▶ **What you have to do**:
Leaving out the pictures, please retype each record exactly.
==== Material supplied
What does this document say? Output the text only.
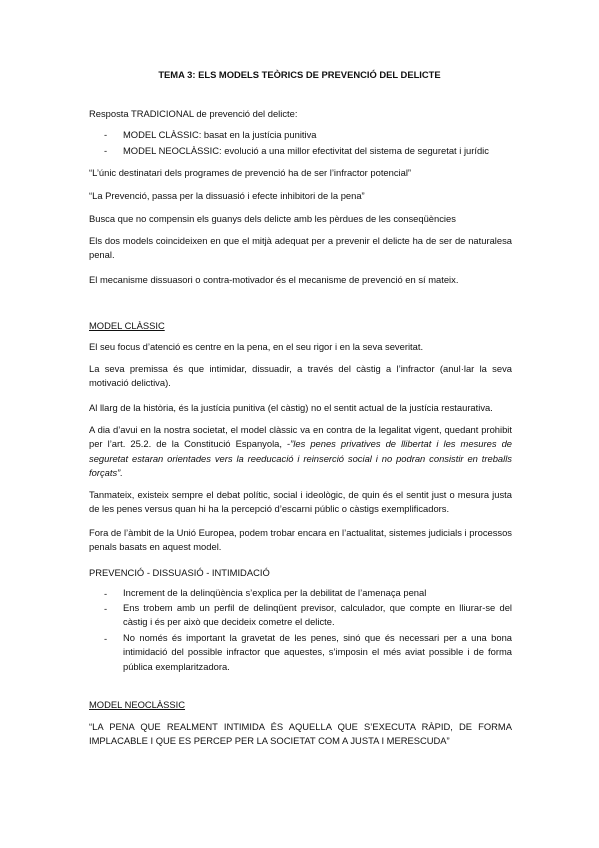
TEMA 3: ELS MODELS TEÒRICS DE PREVENCIÓ DEL DELICTE
Resposta TRADICIONAL de prevenció del delicte:
- MODEL CLÀSSIC: basat en la justícia punitiva
- MODEL NEOCLÀSSIC: evolució a una millor efectivitat del sistema de seguretat i jurídic
“L’únic destinatari dels programes de prevenció ha de ser l’infractor potencial”
“La Prevenció, passa per la dissuasió i efecte inhibitori de la pena”
Busca que no compensin els guanys dels delicte amb les pèrdues de les conseqüències
Els dos models coincideixen en que el mitjà adequat per a prevenir el delicte ha de ser de naturalesa penal.
El mecanisme dissuasori o contra-motivador és el mecanisme de prevenció en sí mateix.
MODEL CLÀSSIC
El seu focus d’atenció es centre en la pena, en el seu rigor i en la seva severitat.
La seva premissa és que intimidar, dissuadir, a través del càstig a l’infractor (anul·lar la seva motivació delictiva).
Al llarg de la història, és la justícia punitiva (el càstig) no el sentit actual de la justícia restaurativa.
A dia d’avui en la nostra societat, el model clàssic va en contra de la legalitat vigent, quedant prohibit per l’art. 25.2. de la Constitució Espanyola, -”les penes privatives de llibertat i les mesures de seguretat estaran orientades vers la reeducació i reinserció social i no podran consistir en treballs forçats”.
Tanmateix, existeix sempre el debat polític, social i ideològic, de quin és el sentit just o mesura justa de les penes versus quan hi ha la percepció d’escarni públic o càstigs exemplificadors.
Fora de l’àmbit de la Unió Europea, podem trobar encara en l’actualitat, sistemes judicials i processos penals basats en aquest model.
PREVENCIÓ - DISSUASIÓ - INTIMIDACIÓ
- Increment de la delinqüència s’explica per la debilitat de l’amenaça penal
- Ens trobem amb un perfil de delinqüent previsor, calculador, que compte en lliurar-se del càstig i és per això que decideix cometre el delicte.
- No només és important la gravetat de les penes, sinó que és necessari per a una bona intimidació del possible infractor que aquestes, s’imposin el més aviat possible i de forma pública exemplaritzadora.
MODEL NEOCLÀSSIC
“LA PENA QUE REALMENT INTIMIDA ÉS AQUELLA QUE S’EXECUTA RÀPID, DE FORMA IMPLACABLE I QUE ES PERCEP PER LA SOCIETAT COM A JUSTA I MERESCUDA”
========
▶ **Task response**:
What does this document say? Output the text only.
TEMA 3: ELS MODELS TEÒRICS DE PREVENCIÓ DEL DELICTE
Resposta TRADICIONAL de prevenció del delicte:
- MODEL CLÀSSIC: basat en la justícia punitiva
- MODEL NEOCLÀSSIC: evolució a una millor efectivitat del sistema de seguretat i jurídic
“L’únic destinatari dels programes de prevenció ha de ser l’infractor potencial”
“La Prevenció, passa per la dissuasió i efecte inhibitori de la pena”
Busca que no compensin els guanys dels delicte amb les pèrdues de les conseqüències
Els dos models coincideixen en que el mitjà adequat per a prevenir el delicte ha de ser de naturalesa penal.
El mecanisme dissuasori o contra-motivador és el mecanisme de prevenció en sí mateix.
MODEL CLÀSSIC
El seu focus d’atenció es centre en la pena, en el seu rigor i en la seva severitat.
La seva premissa és que intimidar, dissuadir, a través del càstig a l’infractor (anul·lar la seva motivació delictiva).
Al llarg de la història, és la justícia punitiva (el càstig) no el sentit actual de la justícia restaurativa.
A dia d’avui en la nostra societat, el model clàssic va en contra de la legalitat vigent, quedant prohibit per l’art. 25.2. de la Constitució Espanyola, -”les penes privatives de llibertat i les mesures de seguretat estaran orientades vers la reeducació i reinserció social i no podran consistir en treballs forçats”.
Tanmateix, existeix sempre el debat polític, social i ideològic, de quin és el sentit just o mesura justa de les penes versus quan hi ha la percepció d’escarni públic o càstigs exemplificadors.
Fora de l’àmbit de la Unió Europea, podem trobar encara en l’actualitat, sistemes judicials i processos penals basats en aquest model.
PREVENCIÓ - DISSUASIÓ - INTIMIDACIÓ
- Increment de la delinqüència s’explica per la debilitat de l’amenaça penal
- Ens trobem amb un perfil de delinqüent previsor, calculador, que compte en lliurar-se del càstig i és per això que decideix cometre el delicte.
- No només és important la gravetat de les penes, sinó que és necessari per a una bona intimidació del possible infractor que aquestes, s’imposin el més aviat possible i de forma pública exemplaritzadora.
MODEL NEOCLÀSSIC
“LA PENA QUE REALMENT INTIMIDA ÉS AQUELLA QUE S’EXECUTA RÀPID, DE FORMA IMPLACABLE I QUE ES PERCEP PER LA SOCIETAT COM A JUSTA I MERESCUDA”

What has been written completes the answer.